───── Entries

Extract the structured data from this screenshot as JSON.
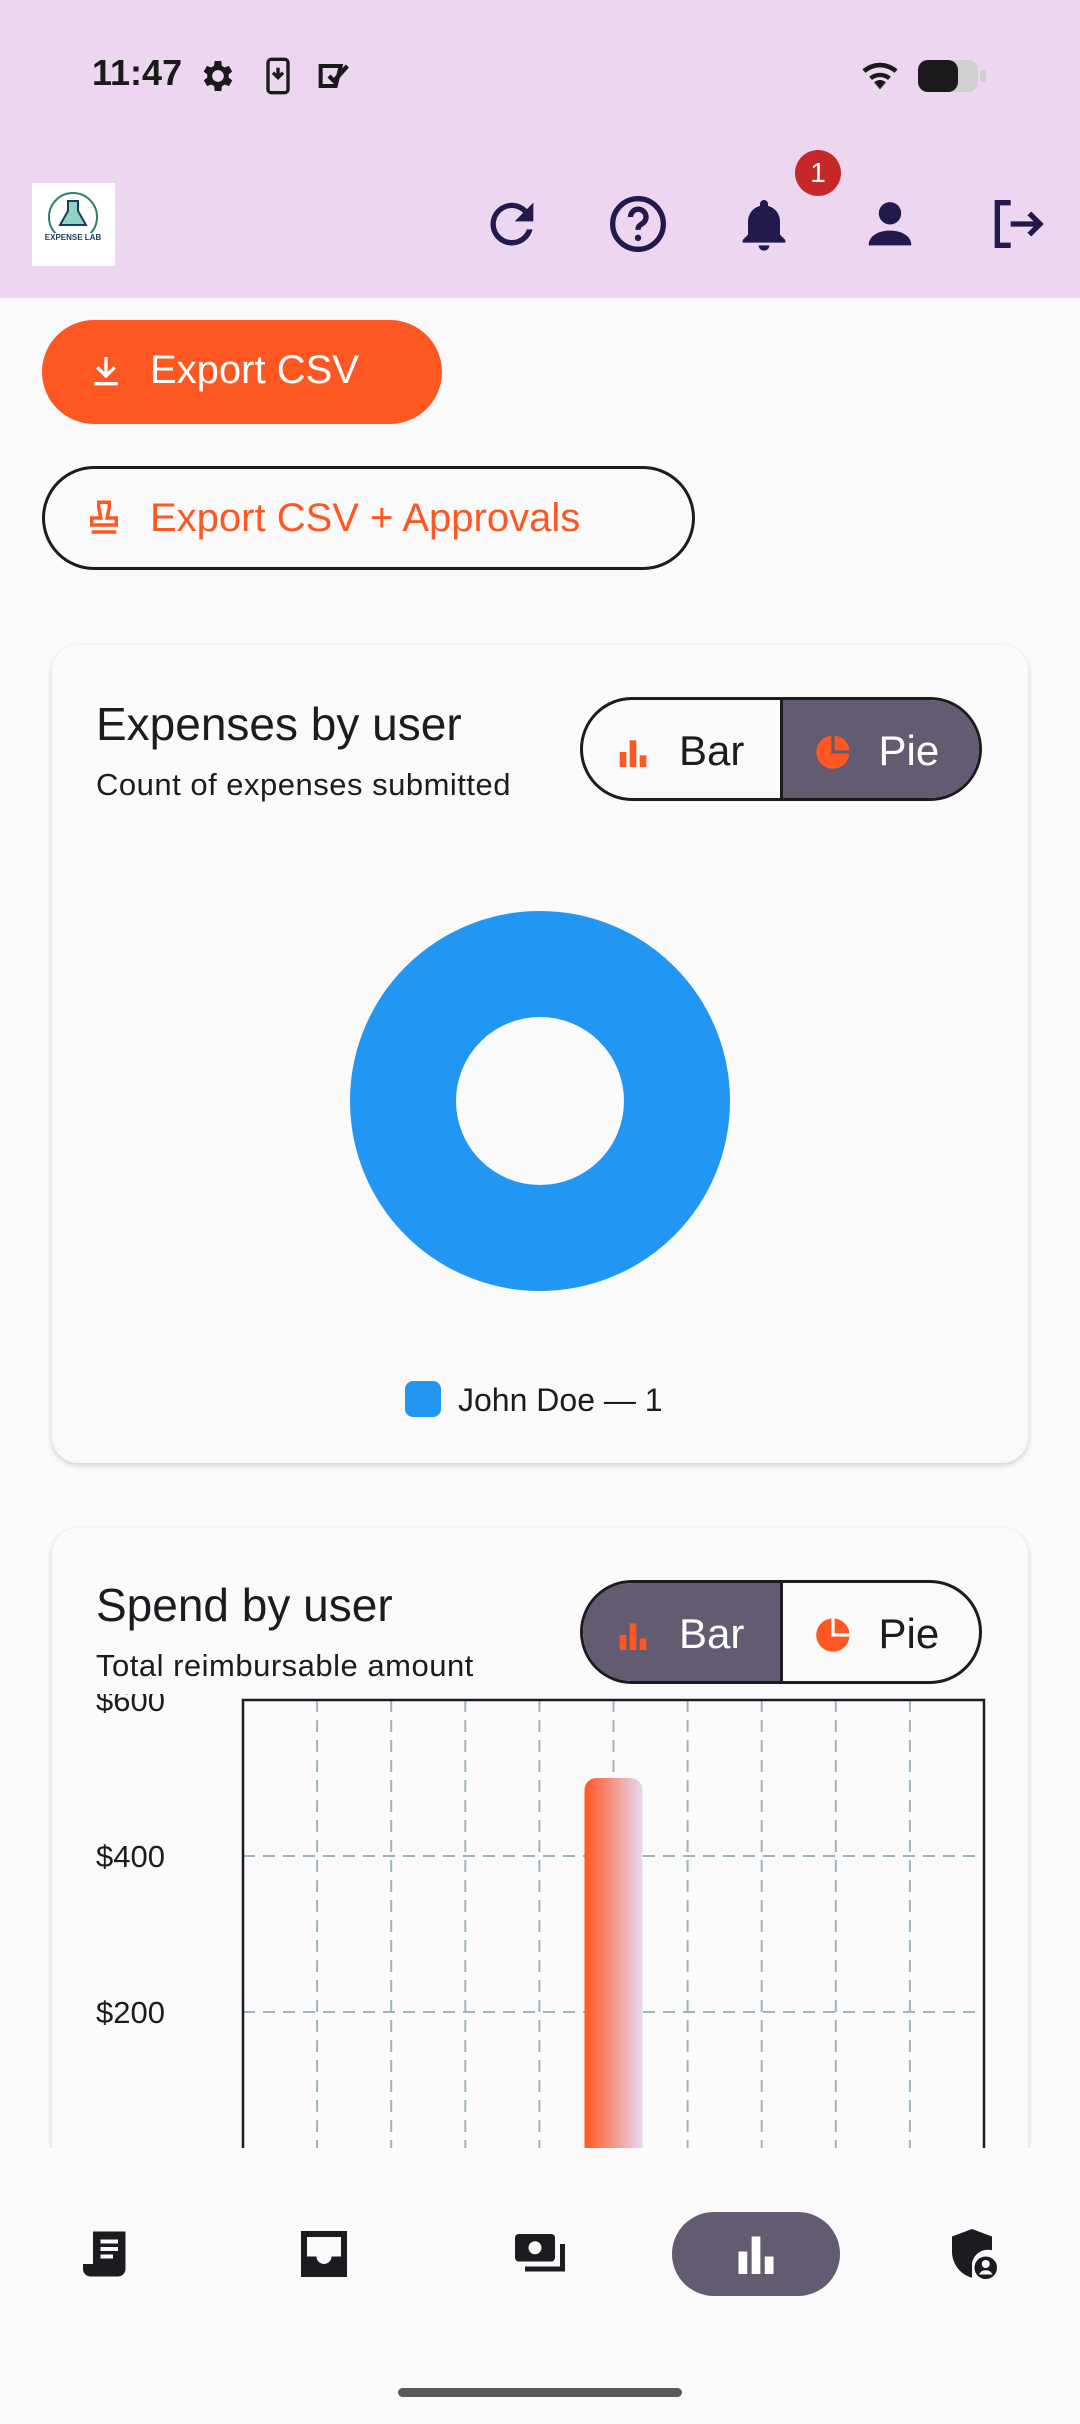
{
  "status_bar": {
    "time": "11:47"
  },
  "app_bar": {
    "logo_text": "EXPENSE LAB",
    "notification_count": "1"
  },
  "actions": {
    "export_csv": "Export CSV",
    "export_csv_approvals": "Export CSV + Approvals"
  },
  "expenses_card": {
    "title": "Expenses by user",
    "subtitle": "Count of expenses submitted",
    "toggle": {
      "bar": "Bar",
      "pie": "Pie",
      "selected": "Pie"
    },
    "legend": "John Doe — 1"
  },
  "spend_card": {
    "title": "Spend by user",
    "subtitle": "Total reimbursable amount",
    "toggle": {
      "bar": "Bar",
      "pie": "Pie",
      "selected": "Bar"
    }
  },
  "chart_data": [
    {
      "type": "pie",
      "title": "Expenses by user",
      "subtitle": "Count of expenses submitted",
      "slices": [
        {
          "label": "John Doe",
          "value": 1,
          "color": "#2196f3"
        }
      ],
      "donut": true,
      "legend": "bottom"
    },
    {
      "type": "bar",
      "title": "Spend by user",
      "subtitle": "Total reimbursable amount",
      "ylim": [
        0,
        600
      ],
      "yticks": [
        "$200",
        "$400",
        "$600"
      ],
      "ytick_values": [
        200,
        400,
        600
      ],
      "values": [
        500
      ],
      "bar_color_start": "#ff5722",
      "bar_color_end": "#e8d8f0",
      "grid": true
    }
  ],
  "bottom_nav": {
    "items": [
      "receipt-icon",
      "inbox-icon",
      "payments-icon",
      "bar-chart-icon",
      "admin-shield-icon"
    ],
    "selected": "bar-chart-icon"
  },
  "colors": {
    "accent": "#ff5722",
    "appbar": "#ecd6f0",
    "selected": "#625b71",
    "pie": "#2196f3"
  }
}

──────────

What is being asked. Set down every record once more, word for word, without pictures.

Response to this task.
Extract the structured data from this screenshot as JSON.
{
  "status_bar": {
    "time": "11:47"
  },
  "app_bar": {
    "logo_text": "EXPENSE LAB",
    "notification_count": "1"
  },
  "actions": {
    "export_csv": "Export CSV",
    "export_csv_approvals": "Export CSV + Approvals"
  },
  "expenses_card": {
    "title": "Expenses by user",
    "subtitle": "Count of expenses submitted",
    "toggle": {
      "bar": "Bar",
      "pie": "Pie",
      "selected": "Pie"
    },
    "legend": "John Doe — 1"
  },
  "spend_card": {
    "title": "Spend by user",
    "subtitle": "Total reimbursable amount",
    "toggle": {
      "bar": "Bar",
      "pie": "Pie",
      "selected": "Bar"
    }
  },
  "chart_data": [
    {
      "type": "pie",
      "title": "Expenses by user",
      "subtitle": "Count of expenses submitted",
      "slices": [
        {
          "label": "John Doe",
          "value": 1,
          "color": "#2196f3"
        }
      ],
      "donut": true,
      "legend": "bottom"
    },
    {
      "type": "bar",
      "title": "Spend by user",
      "subtitle": "Total reimbursable amount",
      "ylim": [
        0,
        600
      ],
      "yticks": [
        "$200",
        "$400",
        "$600"
      ],
      "ytick_values": [
        200,
        400,
        600
      ],
      "values": [
        500
      ],
      "bar_color_start": "#ff5722",
      "bar_color_end": "#e8d8f0",
      "grid": true
    }
  ],
  "bottom_nav": {
    "items": [
      "receipt-icon",
      "inbox-icon",
      "payments-icon",
      "bar-chart-icon",
      "admin-shield-icon"
    ],
    "selected": "bar-chart-icon"
  },
  "colors": {
    "accent": "#ff5722",
    "appbar": "#ecd6f0",
    "selected": "#625b71",
    "pie": "#2196f3"
  }
}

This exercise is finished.